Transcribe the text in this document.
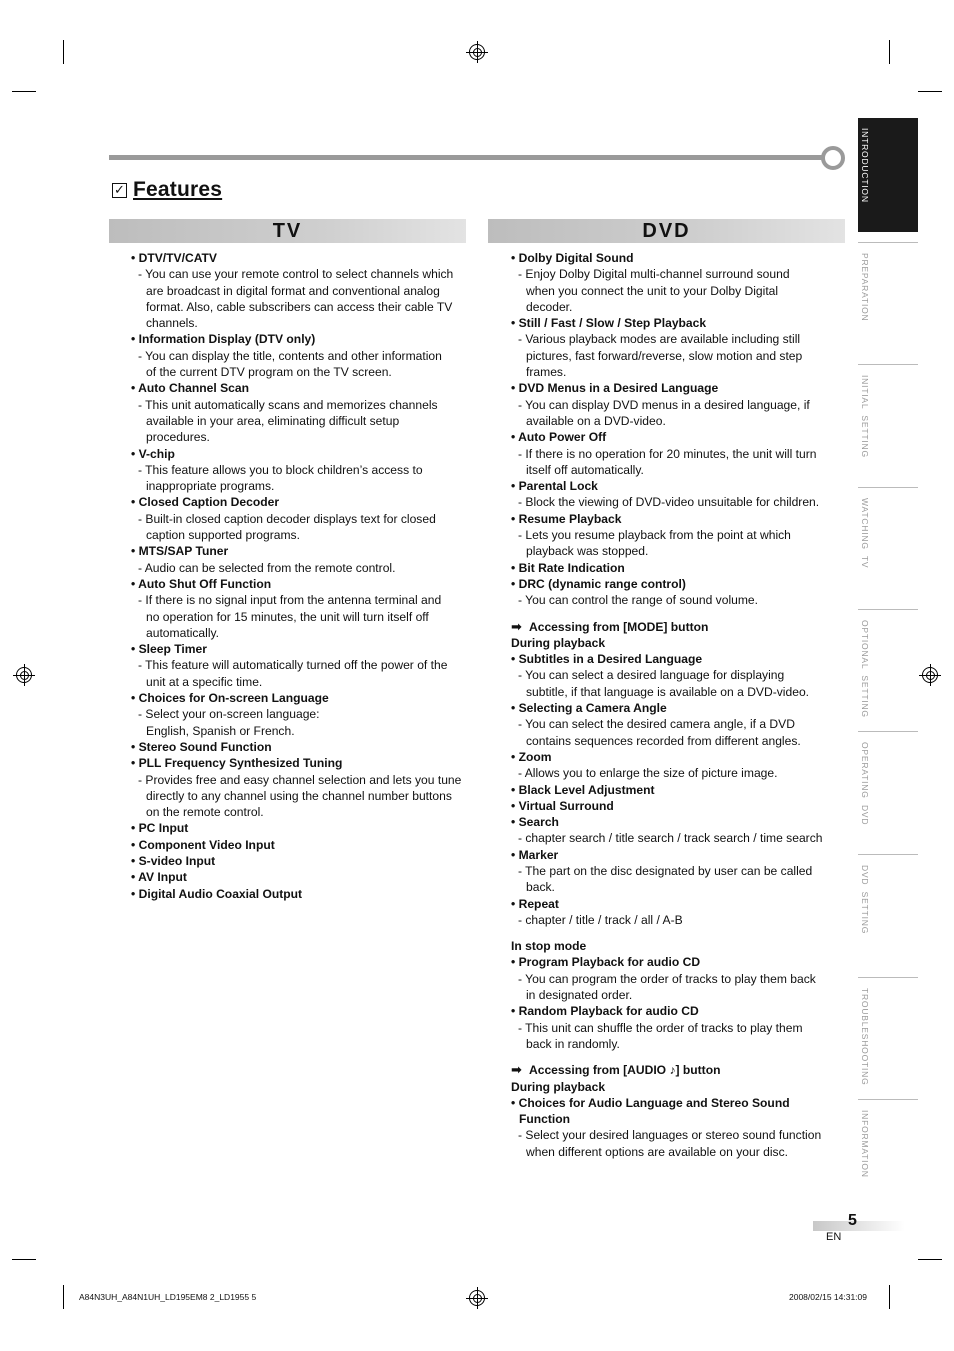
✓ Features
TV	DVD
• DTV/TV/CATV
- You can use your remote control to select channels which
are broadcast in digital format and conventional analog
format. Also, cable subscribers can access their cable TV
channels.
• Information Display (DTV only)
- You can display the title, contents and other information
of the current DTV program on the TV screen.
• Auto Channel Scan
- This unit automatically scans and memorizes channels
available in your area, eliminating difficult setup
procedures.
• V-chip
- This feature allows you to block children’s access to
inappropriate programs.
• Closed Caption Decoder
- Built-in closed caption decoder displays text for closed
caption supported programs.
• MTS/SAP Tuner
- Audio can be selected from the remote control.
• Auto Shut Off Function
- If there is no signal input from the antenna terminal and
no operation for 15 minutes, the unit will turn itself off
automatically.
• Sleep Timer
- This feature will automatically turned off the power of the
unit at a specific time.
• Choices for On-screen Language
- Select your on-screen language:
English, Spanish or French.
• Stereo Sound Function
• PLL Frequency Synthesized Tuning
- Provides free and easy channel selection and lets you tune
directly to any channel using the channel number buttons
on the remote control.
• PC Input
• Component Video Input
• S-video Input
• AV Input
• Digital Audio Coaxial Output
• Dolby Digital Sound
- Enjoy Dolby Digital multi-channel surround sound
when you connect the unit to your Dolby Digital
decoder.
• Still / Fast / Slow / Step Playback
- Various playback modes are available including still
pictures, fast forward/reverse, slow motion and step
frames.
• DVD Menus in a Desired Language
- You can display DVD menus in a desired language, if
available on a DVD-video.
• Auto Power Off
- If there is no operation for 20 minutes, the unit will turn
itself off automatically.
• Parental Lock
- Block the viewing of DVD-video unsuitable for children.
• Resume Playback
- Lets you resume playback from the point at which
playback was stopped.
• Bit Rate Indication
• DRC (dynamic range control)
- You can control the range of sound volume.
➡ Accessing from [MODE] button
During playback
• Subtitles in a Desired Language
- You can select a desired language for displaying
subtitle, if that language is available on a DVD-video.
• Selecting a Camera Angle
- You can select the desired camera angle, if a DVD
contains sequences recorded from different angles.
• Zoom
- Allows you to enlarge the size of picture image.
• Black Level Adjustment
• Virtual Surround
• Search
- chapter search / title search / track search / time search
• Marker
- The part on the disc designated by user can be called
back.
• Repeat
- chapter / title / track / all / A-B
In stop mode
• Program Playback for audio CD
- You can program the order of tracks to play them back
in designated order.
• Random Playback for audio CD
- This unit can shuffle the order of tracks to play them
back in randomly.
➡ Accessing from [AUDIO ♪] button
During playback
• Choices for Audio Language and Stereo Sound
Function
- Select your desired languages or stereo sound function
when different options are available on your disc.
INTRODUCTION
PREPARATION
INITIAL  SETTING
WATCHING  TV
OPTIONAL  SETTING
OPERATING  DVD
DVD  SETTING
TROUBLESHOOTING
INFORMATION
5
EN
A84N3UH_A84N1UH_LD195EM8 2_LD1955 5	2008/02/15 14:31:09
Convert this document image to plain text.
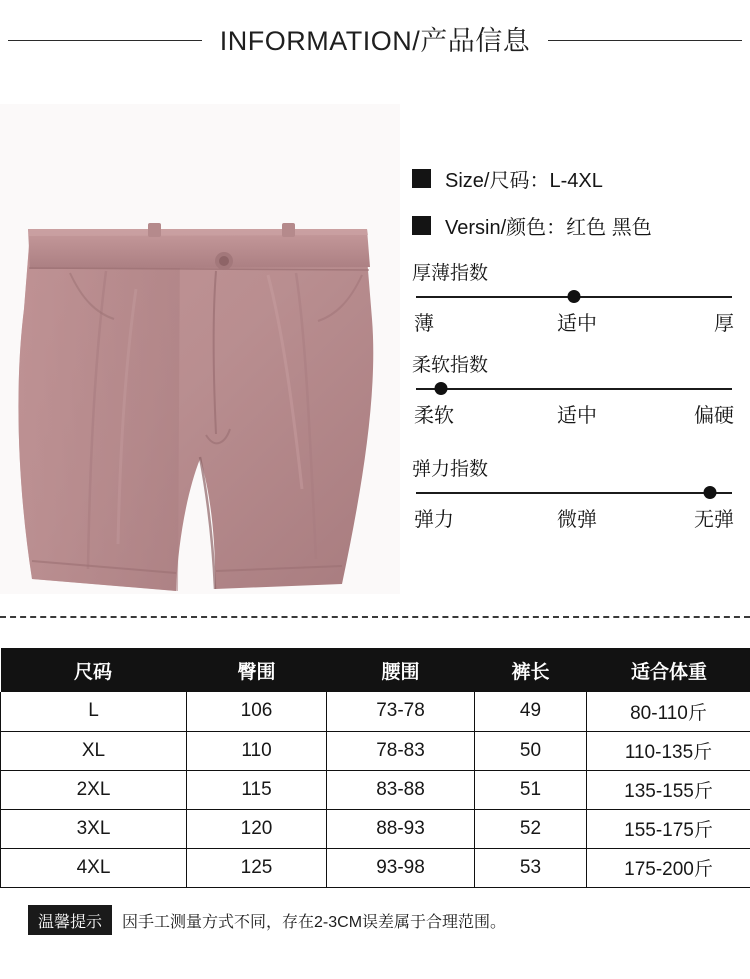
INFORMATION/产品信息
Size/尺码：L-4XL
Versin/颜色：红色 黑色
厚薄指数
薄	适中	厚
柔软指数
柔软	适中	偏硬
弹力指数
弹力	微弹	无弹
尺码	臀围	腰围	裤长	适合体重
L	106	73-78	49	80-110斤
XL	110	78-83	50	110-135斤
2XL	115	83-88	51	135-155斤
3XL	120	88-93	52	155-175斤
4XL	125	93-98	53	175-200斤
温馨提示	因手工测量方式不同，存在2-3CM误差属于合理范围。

^^^^^^^^^^^^^^^^

Reproduce each entry precisely, dropping only the pictures.

### Written response:
Transcribe the text in this document.
✓ Features
TV	DVD
• DTV/TV/CATV
- You can use your remote control to select channels which
are broadcast in digital format and conventional analog
format. Also, cable subscribers can access their cable TV
channels.
• Information Display (DTV only)
- You can display the title, contents and other information
of the current DTV program on the TV screen.
• Auto Channel Scan
- This unit automatically scans and memorizes channels
available in your area, eliminating difficult setup
procedures.
• V-chip
- This feature allows you to block children’s access to
inappropriate programs.
• Closed Caption Decoder
- Built-in closed caption decoder displays text for closed
caption supported programs.
• MTS/SAP Tuner
- Audio can be selected from the remote control.
• Auto Shut Off Function
- If there is no signal input from the antenna terminal and
no operation for 15 minutes, the unit will turn itself off
automatically.
• Sleep Timer
- This feature will automatically turned off the power of the
unit at a specific time.
• Choices for On-screen Language
- Select your on-screen language:
English, Spanish or French.
• Stereo Sound Function
• PLL Frequency Synthesized Tuning
- Provides free and easy channel selection and lets you tune
directly to any channel using the channel number buttons
on the remote control.
• PC Input
• Component Video Input
• S-video Input
• AV Input
• Digital Audio Coaxial Output
• Dolby Digital Sound
- Enjoy Dolby Digital multi-channel surround sound
when you connect the unit to your Dolby Digital
decoder.
• Still / Fast / Slow / Step Playback
- Various playback modes are available including still
pictures, fast forward/reverse, slow motion and step
frames.
• DVD Menus in a Desired Language
- You can display DVD menus in a desired language, if
available on a DVD-video.
• Auto Power Off
- If there is no operation for 20 minutes, the unit will turn
itself off automatically.
• Parental Lock
- Block the viewing of DVD-video unsuitable for children.
• Resume Playback
- Lets you resume playback from the point at which
playback was stopped.
• Bit Rate Indication
• DRC (dynamic range control)
- You can control the range of sound volume.
➡ Accessing from [MODE] button
During playback
• Subtitles in a Desired Language
- You can select a desired language for displaying
subtitle, if that language is available on a DVD-video.
• Selecting a Camera Angle
- You can select the desired camera angle, if a DVD
contains sequences recorded from different angles.
• Zoom
- Allows you to enlarge the size of picture image.
• Black Level Adjustment
• Virtual Surround
• Search
- chapter search / title search / track search / time search
• Marker
- The part on the disc designated by user can be called
back.
• Repeat
- chapter / title / track / all / A-B
In stop mode
• Program Playback for audio CD
- You can program the order of tracks to play them back
in designated order.
• Random Playback for audio CD
- This unit can shuffle the order of tracks to play them
back in randomly.
➡ Accessing from [AUDIO ♪] button
During playback
• Choices for Audio Language and Stereo Sound
Function
- Select your desired languages or stereo sound function
when different options are available on your disc.
INTRODUCTION
PREPARATION
INITIAL  SETTING
WATCHING  TV
OPTIONAL  SETTING
OPERATING  DVD
DVD  SETTING
TROUBLESHOOTING
INFORMATION
5
EN
A84N3UH_A84N1UH_LD195EM8 2_LD1955 5	2008/02/15 14:31:09
Convert this document image to plain text.
INFORMATION/产品信息
Size/尺码：L-4XL
Versin/颜色：红色 黑色
厚薄指数
薄	适中	厚
柔软指数
柔软	适中	偏硬
弹力指数
弹力	微弹	无弹
尺码	臀围	腰围	裤长	适合体重
L	106	73-78	49	80-110斤
XL	110	78-83	50	110-135斤
2XL	115	83-88	51	135-155斤
3XL	120	88-93	52	155-175斤
4XL	125	93-98	53	175-200斤
温馨提示	因手工测量方式不同，存在2-3CM误差属于合理范围。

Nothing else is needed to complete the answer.